◆ Recorded data ◆
○ ○ ○ ○ ○ ○ ○

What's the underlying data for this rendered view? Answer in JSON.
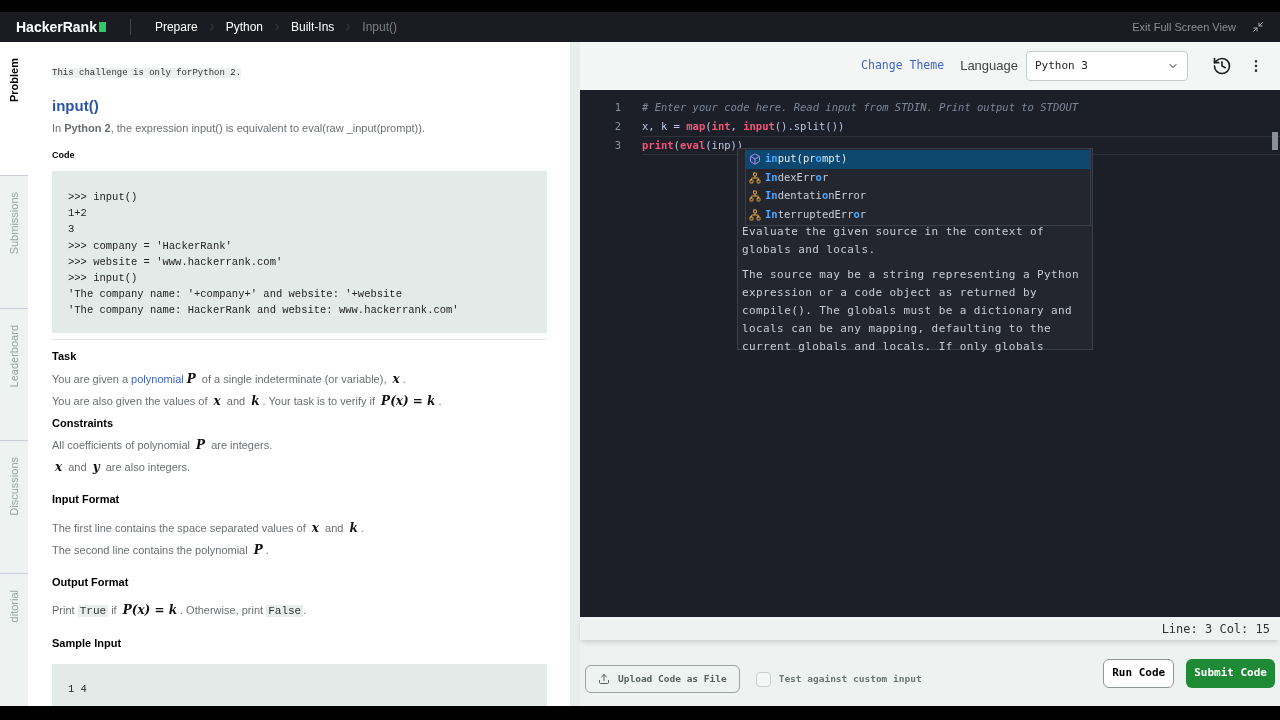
{
  "nav": {
    "logo": "HackerRank",
    "breadcrumbs": [
      {
        "label": "Prepare",
        "current": false
      },
      {
        "label": "Python",
        "current": false
      },
      {
        "label": "Built-Ins",
        "current": false
      },
      {
        "label": "Input()",
        "current": true
      }
    ],
    "exit": "Exit Full Screen View"
  },
  "side_tabs": [
    {
      "label": "Problem",
      "selected": true
    },
    {
      "label": "Submissions",
      "selected": false
    },
    {
      "label": "Leaderboard",
      "selected": false
    },
    {
      "label": "Discussions",
      "selected": false
    },
    {
      "label": "ditorial",
      "selected": false
    }
  ],
  "problem": {
    "notice": "This challenge is only forPython 2.",
    "title": "input()",
    "intro": "In **Python 2**, the expression input() is equivalent to eval(raw _input(prompt)).",
    "code_label": "Code",
    "code": [
      ">>> input()",
      "1+2",
      "3",
      ">>> company = 'HackerRank'",
      ">>> website = 'www.hackerrank.com'",
      ">>> input()",
      "'The company name: '+company+' and website: '+website",
      "'The company name: HackerRank and website: www.hackerrank.com'"
    ],
    "sections": [
      {
        "heading": "Task",
        "paragraphs": [
          [
            {
              "kind": "text",
              "text": "You are given a "
            },
            {
              "kind": "link",
              "text": "polynomial"
            },
            {
              "kind": "math",
              "text": "P"
            },
            {
              "kind": "text",
              "text": " of a single indeterminate (or variable), "
            },
            {
              "kind": "math",
              "text": "x"
            },
            {
              "kind": "text",
              "text": "."
            }
          ],
          [
            {
              "kind": "text",
              "text": "You are also given the values of "
            },
            {
              "kind": "math",
              "text": "x"
            },
            {
              "kind": "text",
              "text": " and "
            },
            {
              "kind": "math",
              "text": "k"
            },
            {
              "kind": "text",
              "text": ". Your task is to verify if "
            },
            {
              "kind": "math",
              "text": "P(x) = k"
            },
            {
              "kind": "text",
              "text": "."
            }
          ]
        ]
      },
      {
        "heading": "Constraints",
        "paragraphs": [
          [
            {
              "kind": "text",
              "text": "All coefficients of polynomial "
            },
            {
              "kind": "math",
              "text": "P"
            },
            {
              "kind": "text",
              "text": " are integers."
            }
          ],
          [
            {
              "kind": "math",
              "text": "x"
            },
            {
              "kind": "text",
              "text": " and "
            },
            {
              "kind": "math",
              "text": "y"
            },
            {
              "kind": "text",
              "text": " are also integers."
            }
          ]
        ]
      },
      {
        "heading": "Input Format",
        "paragraphs": [
          [
            {
              "kind": "text",
              "text": "The first line contains the space separated values of "
            },
            {
              "kind": "math",
              "text": "x"
            },
            {
              "kind": "text",
              "text": " and "
            },
            {
              "kind": "math",
              "text": "k"
            },
            {
              "kind": "text",
              "text": "."
            }
          ],
          [
            {
              "kind": "text",
              "text": "The second line contains the polynomial "
            },
            {
              "kind": "math",
              "text": "P"
            },
            {
              "kind": "text",
              "text": "."
            }
          ]
        ]
      },
      {
        "heading": "Output Format",
        "paragraphs": [
          [
            {
              "kind": "text",
              "text": "Print "
            },
            {
              "kind": "code",
              "text": "True"
            },
            {
              "kind": "text",
              "text": " if "
            },
            {
              "kind": "math",
              "text": "P(x) = k"
            },
            {
              "kind": "text",
              "text": ". Otherwise, print "
            },
            {
              "kind": "code",
              "text": "False"
            },
            {
              "kind": "text",
              "text": "."
            }
          ]
        ]
      }
    ],
    "sample_heading": "Sample Input",
    "sample": [
      "1 4"
    ]
  },
  "editor_header": {
    "change_theme": "Change Theme",
    "language_label": "Language",
    "language": "Python 3"
  },
  "code_lines": [
    {
      "number": "1",
      "current": false,
      "tokens": [
        {
          "kind": "comment",
          "text": "# Enter your code here. Read input from STDIN. Print output to STDOUT"
        }
      ]
    },
    {
      "number": "2",
      "current": false,
      "tokens": [
        {
          "kind": "plain",
          "text": "x, k = "
        },
        {
          "kind": "builtin",
          "text": "map"
        },
        {
          "kind": "plain",
          "text": "("
        },
        {
          "kind": "builtin",
          "text": "int"
        },
        {
          "kind": "plain",
          "text": ", "
        },
        {
          "kind": "builtin",
          "text": "input"
        },
        {
          "kind": "plain",
          "text": "().split())"
        }
      ]
    },
    {
      "number": "3",
      "current": true,
      "tokens": [
        {
          "kind": "builtin",
          "text": "print"
        },
        {
          "kind": "plain",
          "text": "("
        },
        {
          "kind": "builtin",
          "text": "eval"
        },
        {
          "kind": "plain",
          "text": "(inp))"
        }
      ]
    }
  ],
  "suggestions": [
    {
      "kind": "function",
      "selected": true,
      "parts": [
        {
          "text": "in",
          "matched": true
        },
        {
          "text": "put(pr",
          "matched": false
        },
        {
          "text": "o",
          "matched": true
        },
        {
          "text": "mpt)",
          "matched": false
        }
      ]
    },
    {
      "kind": "class",
      "selected": false,
      "parts": [
        {
          "text": "In",
          "matched": true
        },
        {
          "text": "dexErr",
          "matched": false
        },
        {
          "text": "o",
          "matched": true
        },
        {
          "text": "r",
          "matched": false
        }
      ]
    },
    {
      "kind": "class",
      "selected": false,
      "parts": [
        {
          "text": "In",
          "matched": true
        },
        {
          "text": "dentati",
          "matched": false
        },
        {
          "text": "o",
          "matched": true
        },
        {
          "text": "nError",
          "matched": false
        }
      ]
    },
    {
      "kind": "class",
      "selected": false,
      "parts": [
        {
          "text": "In",
          "matched": true
        },
        {
          "text": "terruptedErr",
          "matched": false
        },
        {
          "text": "o",
          "matched": true
        },
        {
          "text": "r",
          "matched": false
        }
      ]
    }
  ],
  "doc": [
    "Evaluate the given source in the context of globals and locals.",
    "The source may be a string representing a Python expression or a code object as returned by compile(). The globals must be a dictionary and locals can be any mapping, defaulting to the current globals and locals. If only globals"
  ],
  "status": "Line: 3 Col: 15",
  "footer": {
    "upload": "Upload Code as File",
    "custom_input": {
      "label": "Test against custom input",
      "checked": false
    },
    "run": "Run Code",
    "submit": "Submit Code"
  }
}
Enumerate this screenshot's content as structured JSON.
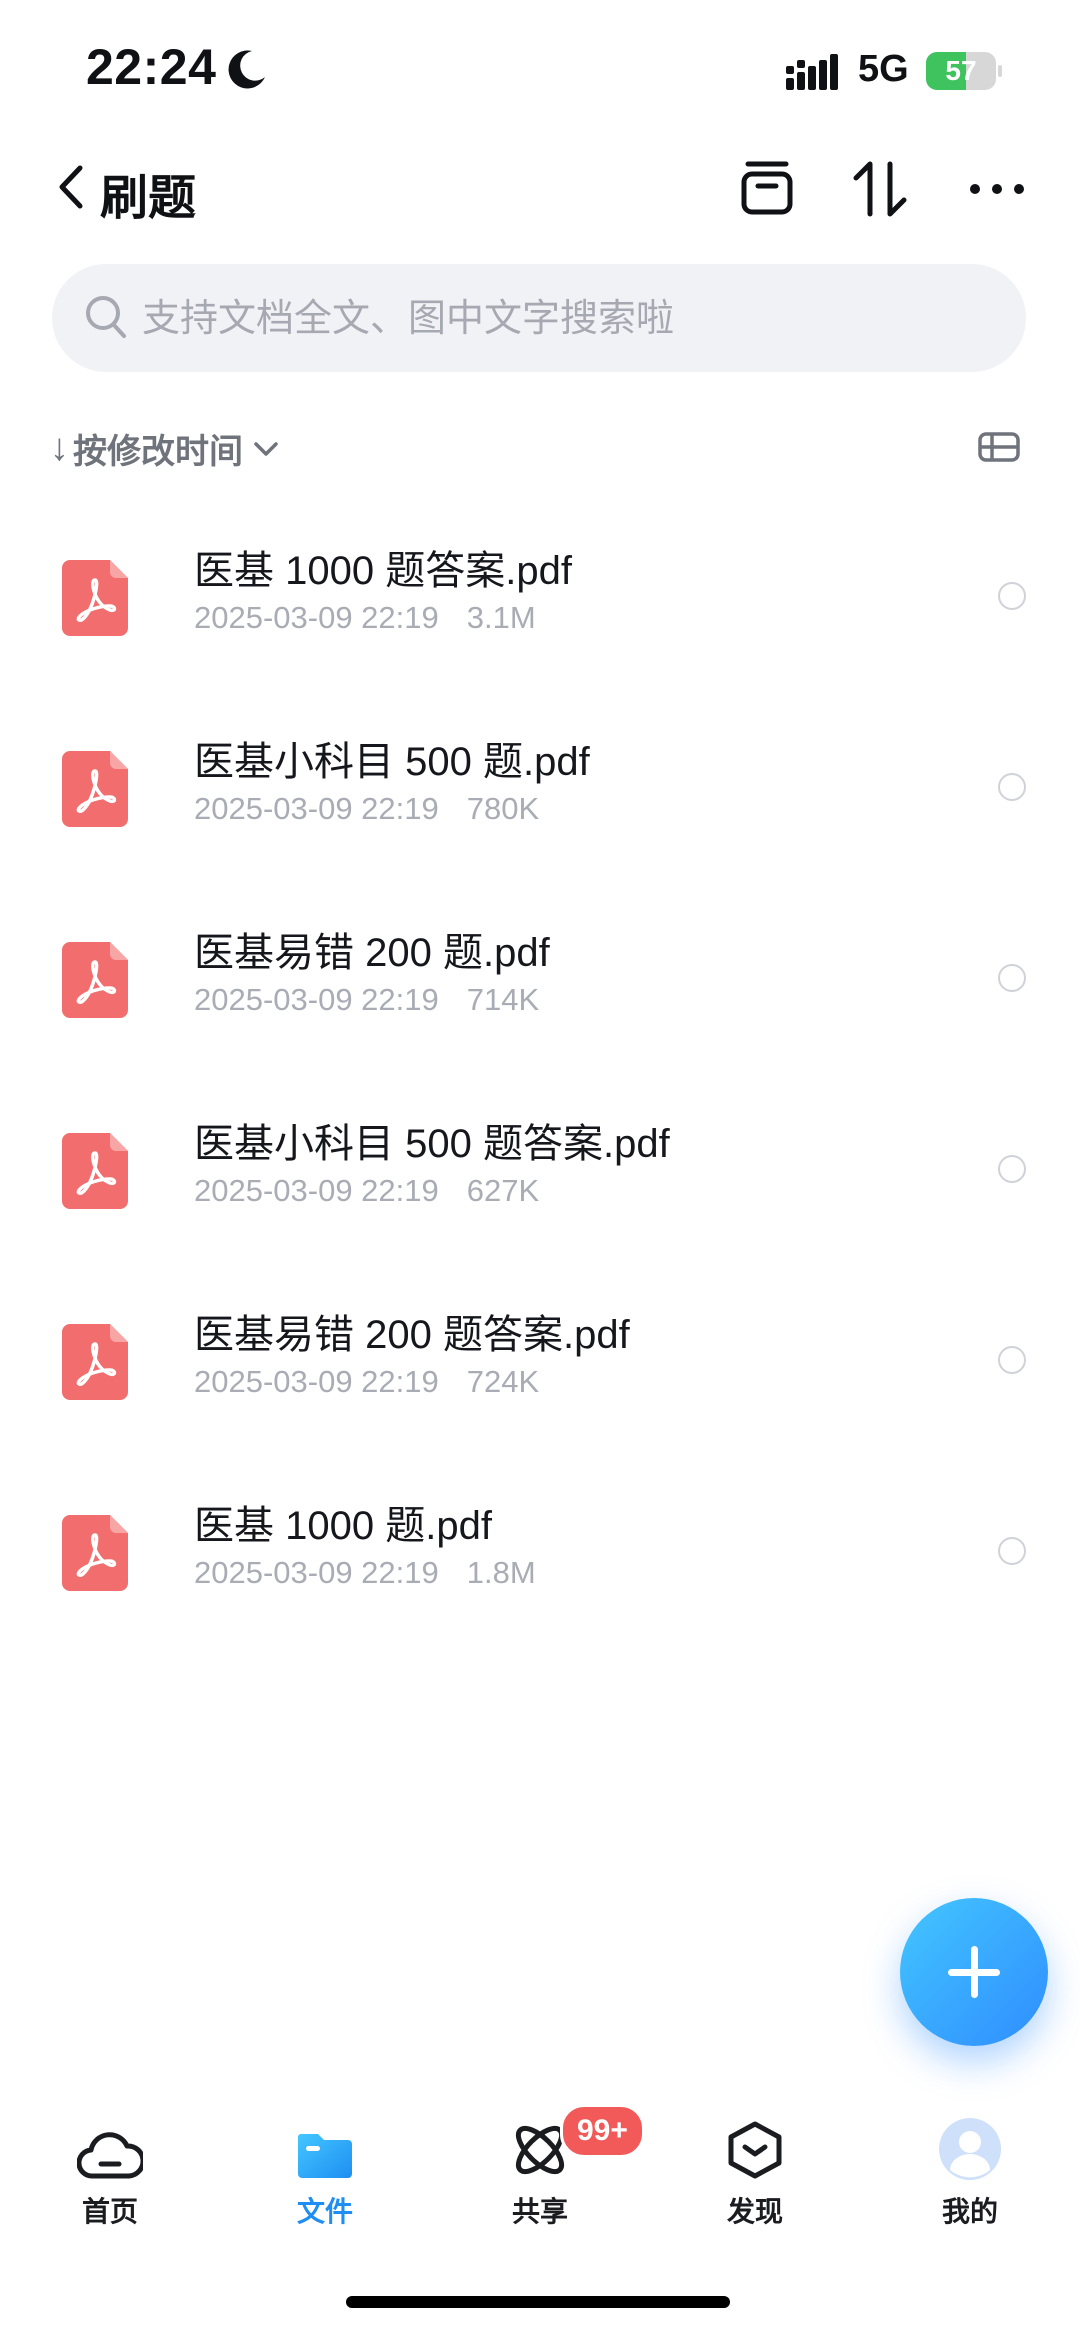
{
  "status_bar": {
    "time": "22:24",
    "network": "5G",
    "battery": "57",
    "battery_level": 0.57
  },
  "header": {
    "title": "刷题"
  },
  "search": {
    "placeholder": "支持文档全文、图中文字搜索啦"
  },
  "sort": {
    "label": "按修改时间"
  },
  "files": [
    {
      "name": "医基 1000 题答案.pdf",
      "date": "2025-03-09 22:19",
      "size": "3.1M"
    },
    {
      "name": "医基小科目 500 题.pdf",
      "date": "2025-03-09 22:19",
      "size": "780K"
    },
    {
      "name": "医基易错 200 题.pdf",
      "date": "2025-03-09 22:19",
      "size": "714K"
    },
    {
      "name": "医基小科目 500 题答案.pdf",
      "date": "2025-03-09 22:19",
      "size": "627K"
    },
    {
      "name": "医基易错 200 题答案.pdf",
      "date": "2025-03-09 22:19",
      "size": "724K"
    },
    {
      "name": "医基 1000 题.pdf",
      "date": "2025-03-09 22:19",
      "size": "1.8M"
    }
  ],
  "nav": {
    "tabs": [
      {
        "label": "首页",
        "icon": "cloud-icon"
      },
      {
        "label": "文件",
        "icon": "folder-icon",
        "active": true
      },
      {
        "label": "共享",
        "icon": "share-orbit-icon"
      },
      {
        "label": "发现",
        "icon": "discover-box-icon"
      },
      {
        "label": "我的",
        "icon": "avatar-icon"
      }
    ],
    "share_badge": "99+"
  },
  "colors": {
    "accent": "#1e8ef2",
    "pdf": "#f26d6d",
    "badge": "#f25a5a"
  }
}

○ ○ ○ ○ ○ ○ ○

◆ THE TASK ◆
Filter the listing above for the string "integers" and copy every matching line.

◆ WORKED SOLUTION ◆
              "text": " are integers."
              "text": " are also integers."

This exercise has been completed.